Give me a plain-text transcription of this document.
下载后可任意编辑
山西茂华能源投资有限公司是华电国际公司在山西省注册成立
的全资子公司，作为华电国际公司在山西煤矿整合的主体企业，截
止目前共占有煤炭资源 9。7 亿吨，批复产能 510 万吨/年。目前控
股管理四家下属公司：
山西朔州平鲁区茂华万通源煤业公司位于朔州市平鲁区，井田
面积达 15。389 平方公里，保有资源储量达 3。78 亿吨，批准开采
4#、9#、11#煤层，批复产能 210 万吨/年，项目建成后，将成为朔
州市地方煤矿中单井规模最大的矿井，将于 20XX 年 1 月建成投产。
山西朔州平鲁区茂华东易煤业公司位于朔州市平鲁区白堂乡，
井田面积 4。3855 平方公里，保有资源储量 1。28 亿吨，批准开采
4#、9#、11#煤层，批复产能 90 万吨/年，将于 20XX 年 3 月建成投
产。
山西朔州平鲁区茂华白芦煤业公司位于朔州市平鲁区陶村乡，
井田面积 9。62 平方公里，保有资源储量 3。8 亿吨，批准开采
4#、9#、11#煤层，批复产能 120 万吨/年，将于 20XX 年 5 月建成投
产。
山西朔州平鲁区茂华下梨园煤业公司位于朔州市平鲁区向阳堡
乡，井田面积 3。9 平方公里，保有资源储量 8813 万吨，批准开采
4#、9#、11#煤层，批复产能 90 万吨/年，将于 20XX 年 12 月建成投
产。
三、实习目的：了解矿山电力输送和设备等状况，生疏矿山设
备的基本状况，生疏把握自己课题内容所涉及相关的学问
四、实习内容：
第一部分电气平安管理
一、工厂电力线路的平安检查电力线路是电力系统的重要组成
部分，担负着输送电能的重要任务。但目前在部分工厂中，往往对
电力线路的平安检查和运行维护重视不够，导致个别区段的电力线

···

### What you are asked to do
Identify each line of the material where the word "井田面积" shows up, and copy it.

### Result of this task
井田面积 4。3855 平方公里，保有资源储量 1。28 亿吨，批准开采
井田面积 9。62 平方公里，保有资源储量 3。8 亿吨，批准开采
乡，井田面积 3。9 平方公里，保有资源储量 8813 万吨，批准开采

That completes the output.